## Start Record set

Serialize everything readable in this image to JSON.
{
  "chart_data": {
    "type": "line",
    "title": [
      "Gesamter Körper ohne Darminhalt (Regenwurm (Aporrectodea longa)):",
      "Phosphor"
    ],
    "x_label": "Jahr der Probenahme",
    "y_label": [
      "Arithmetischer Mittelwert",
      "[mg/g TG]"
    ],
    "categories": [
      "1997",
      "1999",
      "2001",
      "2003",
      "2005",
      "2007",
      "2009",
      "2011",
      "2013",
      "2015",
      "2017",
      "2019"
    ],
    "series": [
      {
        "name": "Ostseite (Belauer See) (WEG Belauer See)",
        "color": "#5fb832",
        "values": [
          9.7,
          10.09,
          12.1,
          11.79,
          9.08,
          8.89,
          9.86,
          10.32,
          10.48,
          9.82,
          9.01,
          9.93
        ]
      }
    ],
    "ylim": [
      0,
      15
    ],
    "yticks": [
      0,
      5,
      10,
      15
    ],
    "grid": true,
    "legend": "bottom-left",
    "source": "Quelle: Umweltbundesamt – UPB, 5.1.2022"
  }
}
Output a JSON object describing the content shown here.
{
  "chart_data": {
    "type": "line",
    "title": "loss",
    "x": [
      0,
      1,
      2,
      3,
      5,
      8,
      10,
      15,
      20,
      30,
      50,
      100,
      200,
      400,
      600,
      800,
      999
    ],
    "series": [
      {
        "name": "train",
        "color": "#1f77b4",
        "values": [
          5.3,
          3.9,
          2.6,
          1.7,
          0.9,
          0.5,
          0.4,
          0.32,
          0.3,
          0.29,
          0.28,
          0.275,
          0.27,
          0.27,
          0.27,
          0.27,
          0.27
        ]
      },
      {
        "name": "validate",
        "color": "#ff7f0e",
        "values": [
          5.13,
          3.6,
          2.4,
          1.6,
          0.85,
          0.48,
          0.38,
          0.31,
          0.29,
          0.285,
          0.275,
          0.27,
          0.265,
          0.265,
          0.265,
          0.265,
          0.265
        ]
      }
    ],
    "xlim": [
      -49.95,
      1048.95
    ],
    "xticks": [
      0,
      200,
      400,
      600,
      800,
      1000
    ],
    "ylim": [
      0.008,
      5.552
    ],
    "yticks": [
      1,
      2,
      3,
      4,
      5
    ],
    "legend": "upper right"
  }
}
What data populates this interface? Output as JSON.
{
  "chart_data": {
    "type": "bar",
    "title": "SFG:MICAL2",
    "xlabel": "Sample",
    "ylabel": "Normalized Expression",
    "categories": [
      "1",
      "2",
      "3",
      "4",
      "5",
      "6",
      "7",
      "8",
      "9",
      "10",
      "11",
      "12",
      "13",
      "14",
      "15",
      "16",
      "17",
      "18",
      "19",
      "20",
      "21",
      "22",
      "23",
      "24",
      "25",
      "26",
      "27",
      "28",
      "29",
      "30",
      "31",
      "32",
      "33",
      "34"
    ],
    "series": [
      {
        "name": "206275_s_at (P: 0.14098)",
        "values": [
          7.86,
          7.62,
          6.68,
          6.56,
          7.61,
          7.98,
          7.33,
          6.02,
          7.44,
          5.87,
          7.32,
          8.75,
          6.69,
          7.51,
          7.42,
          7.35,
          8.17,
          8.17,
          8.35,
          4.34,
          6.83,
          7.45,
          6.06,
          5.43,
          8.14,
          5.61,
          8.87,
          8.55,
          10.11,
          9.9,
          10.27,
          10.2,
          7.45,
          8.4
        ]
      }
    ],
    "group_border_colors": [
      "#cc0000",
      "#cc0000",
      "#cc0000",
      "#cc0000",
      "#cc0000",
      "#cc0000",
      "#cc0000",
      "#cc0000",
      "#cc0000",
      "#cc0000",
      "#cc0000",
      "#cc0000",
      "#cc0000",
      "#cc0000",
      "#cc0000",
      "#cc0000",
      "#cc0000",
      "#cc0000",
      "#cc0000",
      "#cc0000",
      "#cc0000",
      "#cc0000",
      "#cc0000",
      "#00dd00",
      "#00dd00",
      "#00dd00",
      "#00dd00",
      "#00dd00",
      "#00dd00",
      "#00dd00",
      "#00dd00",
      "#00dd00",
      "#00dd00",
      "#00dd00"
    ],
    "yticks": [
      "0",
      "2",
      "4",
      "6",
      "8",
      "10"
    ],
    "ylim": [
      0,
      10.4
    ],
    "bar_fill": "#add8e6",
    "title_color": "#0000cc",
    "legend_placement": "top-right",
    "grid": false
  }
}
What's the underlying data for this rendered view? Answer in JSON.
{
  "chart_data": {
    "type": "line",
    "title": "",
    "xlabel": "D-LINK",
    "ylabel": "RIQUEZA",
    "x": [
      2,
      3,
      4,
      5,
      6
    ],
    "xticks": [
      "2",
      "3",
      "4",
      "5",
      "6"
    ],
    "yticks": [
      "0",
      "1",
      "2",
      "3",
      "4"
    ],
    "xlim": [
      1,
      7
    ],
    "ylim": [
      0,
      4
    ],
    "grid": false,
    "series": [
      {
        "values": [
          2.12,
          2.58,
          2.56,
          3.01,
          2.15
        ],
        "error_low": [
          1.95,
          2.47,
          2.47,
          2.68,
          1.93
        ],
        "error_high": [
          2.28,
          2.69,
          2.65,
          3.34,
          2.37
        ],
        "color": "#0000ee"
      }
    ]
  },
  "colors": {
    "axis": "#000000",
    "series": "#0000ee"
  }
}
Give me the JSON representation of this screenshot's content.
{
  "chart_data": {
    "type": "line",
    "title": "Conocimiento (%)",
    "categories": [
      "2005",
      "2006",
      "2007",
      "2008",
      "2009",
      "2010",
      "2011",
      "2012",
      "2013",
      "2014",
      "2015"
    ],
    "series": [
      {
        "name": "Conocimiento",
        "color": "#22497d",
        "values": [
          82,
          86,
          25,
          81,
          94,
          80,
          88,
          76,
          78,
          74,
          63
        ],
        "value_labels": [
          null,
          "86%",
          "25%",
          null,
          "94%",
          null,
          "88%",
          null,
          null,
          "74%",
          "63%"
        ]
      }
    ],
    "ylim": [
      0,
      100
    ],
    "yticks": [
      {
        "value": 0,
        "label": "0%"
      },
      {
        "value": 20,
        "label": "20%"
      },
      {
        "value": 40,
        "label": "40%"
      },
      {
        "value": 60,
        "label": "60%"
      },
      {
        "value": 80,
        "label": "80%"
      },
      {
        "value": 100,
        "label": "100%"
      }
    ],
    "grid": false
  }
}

## End Record set

▸ **What to do**: Of the lines in this listing, how many contain "ylabel"? Reply with the number and nothing more.

▸ **Complete answer**: 2